→ **Set problem**
From the entries that follow, list every line in which the string "them" appears.

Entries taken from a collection
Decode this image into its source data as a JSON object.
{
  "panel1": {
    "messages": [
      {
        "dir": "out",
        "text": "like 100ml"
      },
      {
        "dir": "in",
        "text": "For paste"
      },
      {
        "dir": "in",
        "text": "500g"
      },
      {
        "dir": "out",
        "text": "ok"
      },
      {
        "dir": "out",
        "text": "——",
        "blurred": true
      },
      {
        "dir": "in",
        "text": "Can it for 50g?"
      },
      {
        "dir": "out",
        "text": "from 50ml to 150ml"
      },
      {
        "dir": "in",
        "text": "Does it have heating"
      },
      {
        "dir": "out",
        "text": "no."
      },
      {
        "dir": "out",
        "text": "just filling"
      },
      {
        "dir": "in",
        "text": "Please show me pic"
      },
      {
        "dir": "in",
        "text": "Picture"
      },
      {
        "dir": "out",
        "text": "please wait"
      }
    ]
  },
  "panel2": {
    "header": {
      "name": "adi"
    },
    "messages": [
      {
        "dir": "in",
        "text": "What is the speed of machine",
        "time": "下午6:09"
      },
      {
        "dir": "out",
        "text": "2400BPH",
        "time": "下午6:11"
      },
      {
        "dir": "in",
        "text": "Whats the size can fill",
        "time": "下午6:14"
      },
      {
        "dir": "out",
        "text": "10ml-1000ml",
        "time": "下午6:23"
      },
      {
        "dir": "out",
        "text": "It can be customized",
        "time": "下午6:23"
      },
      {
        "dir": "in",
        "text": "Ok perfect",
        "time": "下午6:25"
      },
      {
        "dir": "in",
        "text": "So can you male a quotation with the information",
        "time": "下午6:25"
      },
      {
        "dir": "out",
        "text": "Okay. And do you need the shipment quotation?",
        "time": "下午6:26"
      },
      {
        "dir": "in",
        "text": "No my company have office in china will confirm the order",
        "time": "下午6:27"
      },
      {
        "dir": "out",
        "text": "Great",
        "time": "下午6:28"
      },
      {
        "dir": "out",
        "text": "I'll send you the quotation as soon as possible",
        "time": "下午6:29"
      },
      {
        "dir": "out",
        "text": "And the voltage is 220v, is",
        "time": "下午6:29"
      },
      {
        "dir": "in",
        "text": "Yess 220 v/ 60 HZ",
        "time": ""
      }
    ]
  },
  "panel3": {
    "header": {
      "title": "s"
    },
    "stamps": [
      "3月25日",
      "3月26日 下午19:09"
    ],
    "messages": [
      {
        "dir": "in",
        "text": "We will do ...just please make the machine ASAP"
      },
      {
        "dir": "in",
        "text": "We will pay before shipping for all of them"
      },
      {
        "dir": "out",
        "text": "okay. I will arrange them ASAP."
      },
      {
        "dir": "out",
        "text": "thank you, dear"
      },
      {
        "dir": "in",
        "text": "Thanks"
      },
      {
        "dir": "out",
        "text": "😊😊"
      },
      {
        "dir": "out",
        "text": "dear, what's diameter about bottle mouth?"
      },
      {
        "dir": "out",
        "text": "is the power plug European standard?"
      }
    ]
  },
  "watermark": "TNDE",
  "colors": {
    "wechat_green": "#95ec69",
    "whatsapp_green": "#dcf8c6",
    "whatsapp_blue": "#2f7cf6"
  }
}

→ **Reply**
        "text": "We will pay before shipping for all of them"
        "text": "okay. I will arrange them ASAP."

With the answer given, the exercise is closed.